◆ Request: Copy out each line below that has the word "JSON" in it.

◆ Given entries:
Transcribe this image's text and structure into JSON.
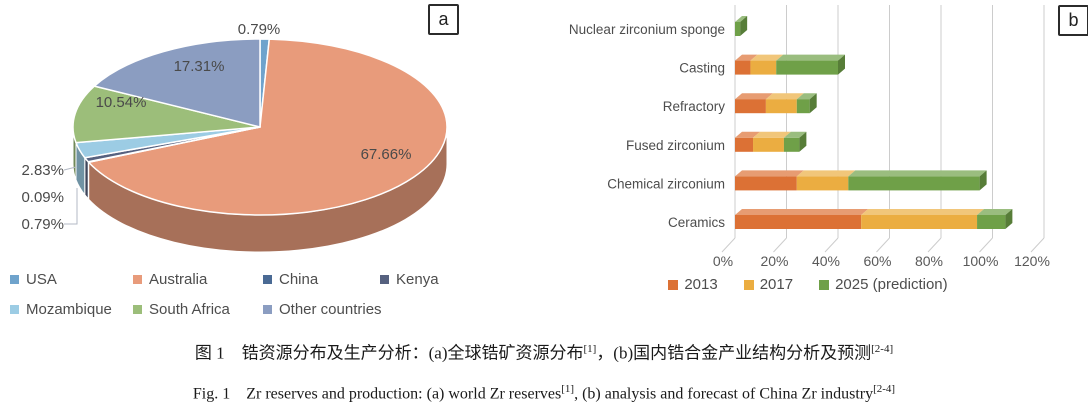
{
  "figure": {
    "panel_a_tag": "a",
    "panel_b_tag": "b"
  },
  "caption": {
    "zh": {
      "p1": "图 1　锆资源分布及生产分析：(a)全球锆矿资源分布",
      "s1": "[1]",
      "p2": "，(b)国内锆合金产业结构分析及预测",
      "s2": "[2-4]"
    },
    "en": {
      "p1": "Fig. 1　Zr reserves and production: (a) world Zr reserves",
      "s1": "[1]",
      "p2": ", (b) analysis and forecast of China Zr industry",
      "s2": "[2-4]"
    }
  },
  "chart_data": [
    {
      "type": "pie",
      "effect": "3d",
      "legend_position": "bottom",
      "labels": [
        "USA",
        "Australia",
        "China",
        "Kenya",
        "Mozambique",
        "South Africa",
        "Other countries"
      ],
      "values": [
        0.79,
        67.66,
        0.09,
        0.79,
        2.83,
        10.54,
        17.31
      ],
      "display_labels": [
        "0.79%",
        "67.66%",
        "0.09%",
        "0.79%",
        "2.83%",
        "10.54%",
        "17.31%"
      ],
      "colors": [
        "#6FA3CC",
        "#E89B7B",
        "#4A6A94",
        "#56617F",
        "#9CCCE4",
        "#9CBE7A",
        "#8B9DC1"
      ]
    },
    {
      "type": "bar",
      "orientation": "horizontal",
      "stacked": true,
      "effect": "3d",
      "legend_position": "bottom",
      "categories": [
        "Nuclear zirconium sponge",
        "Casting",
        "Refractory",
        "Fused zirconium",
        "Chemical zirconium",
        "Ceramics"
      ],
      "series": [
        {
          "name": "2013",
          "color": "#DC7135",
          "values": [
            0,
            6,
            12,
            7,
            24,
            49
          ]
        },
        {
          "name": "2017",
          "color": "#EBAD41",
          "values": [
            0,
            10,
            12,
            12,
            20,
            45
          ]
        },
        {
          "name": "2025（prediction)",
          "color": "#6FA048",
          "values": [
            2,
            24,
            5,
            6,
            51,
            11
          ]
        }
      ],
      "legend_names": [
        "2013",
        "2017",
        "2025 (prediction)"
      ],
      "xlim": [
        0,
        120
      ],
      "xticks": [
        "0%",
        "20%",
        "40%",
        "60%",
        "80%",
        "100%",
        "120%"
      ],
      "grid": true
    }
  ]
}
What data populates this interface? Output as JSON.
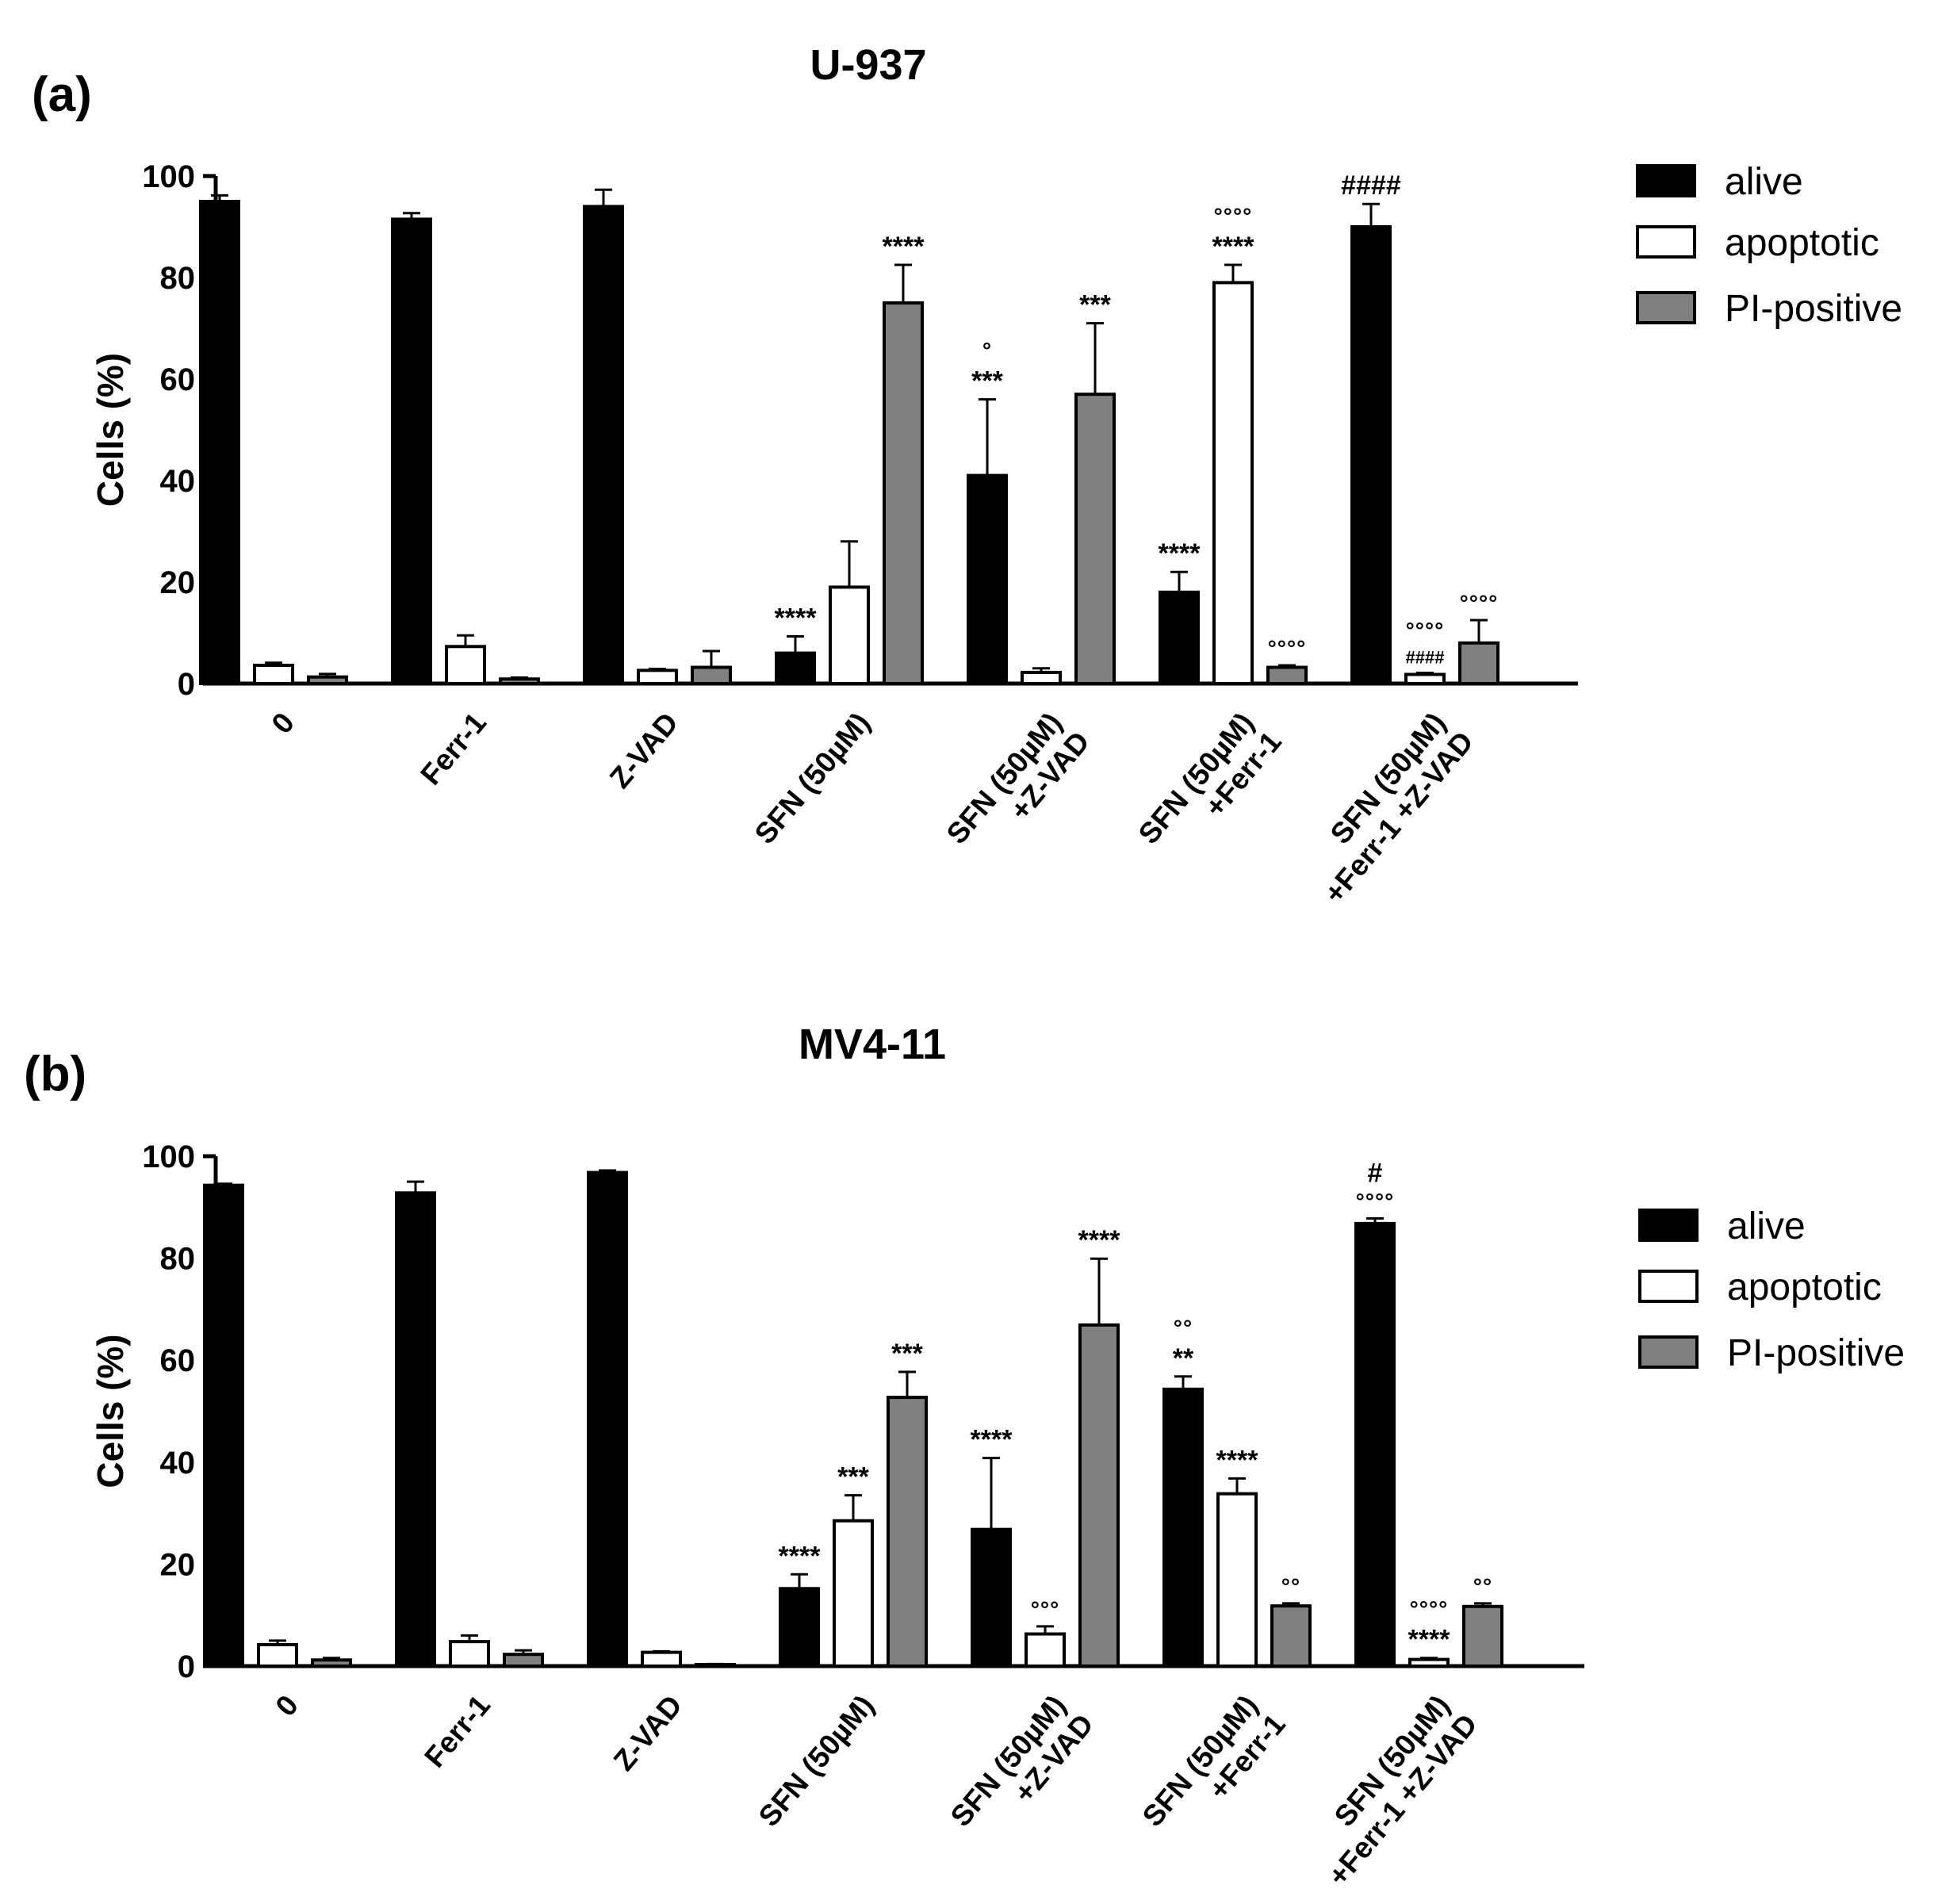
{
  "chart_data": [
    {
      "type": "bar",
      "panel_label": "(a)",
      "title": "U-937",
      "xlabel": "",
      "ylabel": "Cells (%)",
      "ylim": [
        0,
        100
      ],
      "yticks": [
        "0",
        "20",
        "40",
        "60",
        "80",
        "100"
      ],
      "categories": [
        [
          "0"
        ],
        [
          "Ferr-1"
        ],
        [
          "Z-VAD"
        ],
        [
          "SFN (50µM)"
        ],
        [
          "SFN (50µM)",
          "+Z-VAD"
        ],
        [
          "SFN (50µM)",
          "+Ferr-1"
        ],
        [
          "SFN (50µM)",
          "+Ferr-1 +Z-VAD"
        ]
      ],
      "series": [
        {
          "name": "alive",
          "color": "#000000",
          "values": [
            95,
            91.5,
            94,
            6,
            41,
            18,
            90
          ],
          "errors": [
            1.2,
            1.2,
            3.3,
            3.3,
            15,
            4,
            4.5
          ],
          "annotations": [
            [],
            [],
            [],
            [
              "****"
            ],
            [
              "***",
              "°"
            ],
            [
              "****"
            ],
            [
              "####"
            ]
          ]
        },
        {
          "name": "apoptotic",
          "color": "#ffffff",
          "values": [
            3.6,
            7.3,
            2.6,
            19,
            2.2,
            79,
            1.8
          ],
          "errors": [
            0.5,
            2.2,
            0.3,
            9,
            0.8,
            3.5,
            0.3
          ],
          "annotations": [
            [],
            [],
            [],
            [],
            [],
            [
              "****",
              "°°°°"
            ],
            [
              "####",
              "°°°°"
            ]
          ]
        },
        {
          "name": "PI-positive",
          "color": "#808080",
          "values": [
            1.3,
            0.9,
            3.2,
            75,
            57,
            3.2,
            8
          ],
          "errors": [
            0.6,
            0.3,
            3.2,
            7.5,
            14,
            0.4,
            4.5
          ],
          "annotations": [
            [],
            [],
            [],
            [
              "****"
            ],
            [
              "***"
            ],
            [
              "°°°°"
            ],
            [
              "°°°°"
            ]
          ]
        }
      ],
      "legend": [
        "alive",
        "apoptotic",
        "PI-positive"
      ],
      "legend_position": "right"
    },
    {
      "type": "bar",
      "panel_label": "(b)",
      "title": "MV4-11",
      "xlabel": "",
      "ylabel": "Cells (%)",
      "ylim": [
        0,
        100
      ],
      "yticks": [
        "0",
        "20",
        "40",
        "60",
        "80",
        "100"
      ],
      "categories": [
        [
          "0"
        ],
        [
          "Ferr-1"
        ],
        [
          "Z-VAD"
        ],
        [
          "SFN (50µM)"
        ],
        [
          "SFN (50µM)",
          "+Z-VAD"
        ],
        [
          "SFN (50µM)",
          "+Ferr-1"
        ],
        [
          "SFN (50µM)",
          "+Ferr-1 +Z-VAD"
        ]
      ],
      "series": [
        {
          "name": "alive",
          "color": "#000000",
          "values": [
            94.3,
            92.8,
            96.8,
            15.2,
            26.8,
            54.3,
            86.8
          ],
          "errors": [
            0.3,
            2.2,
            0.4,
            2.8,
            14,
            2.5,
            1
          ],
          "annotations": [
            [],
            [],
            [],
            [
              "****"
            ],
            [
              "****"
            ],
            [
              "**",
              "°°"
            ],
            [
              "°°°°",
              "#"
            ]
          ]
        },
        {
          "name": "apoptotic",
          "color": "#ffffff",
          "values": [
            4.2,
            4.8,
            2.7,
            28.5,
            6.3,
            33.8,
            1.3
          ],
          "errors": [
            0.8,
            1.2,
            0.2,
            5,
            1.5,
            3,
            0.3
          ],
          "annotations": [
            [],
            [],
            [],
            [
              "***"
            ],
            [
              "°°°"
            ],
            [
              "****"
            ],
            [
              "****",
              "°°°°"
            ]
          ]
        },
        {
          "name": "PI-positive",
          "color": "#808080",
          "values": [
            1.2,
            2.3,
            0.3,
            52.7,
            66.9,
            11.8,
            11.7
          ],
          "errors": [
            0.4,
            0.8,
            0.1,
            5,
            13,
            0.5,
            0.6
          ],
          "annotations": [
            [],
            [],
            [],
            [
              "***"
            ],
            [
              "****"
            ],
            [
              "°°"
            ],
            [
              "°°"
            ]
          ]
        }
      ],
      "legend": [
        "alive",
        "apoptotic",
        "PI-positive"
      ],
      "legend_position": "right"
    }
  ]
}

◆ Solution for this exercise:
Transcribe this image's text and structure into JSON.
What data populates this interface? Output as JSON.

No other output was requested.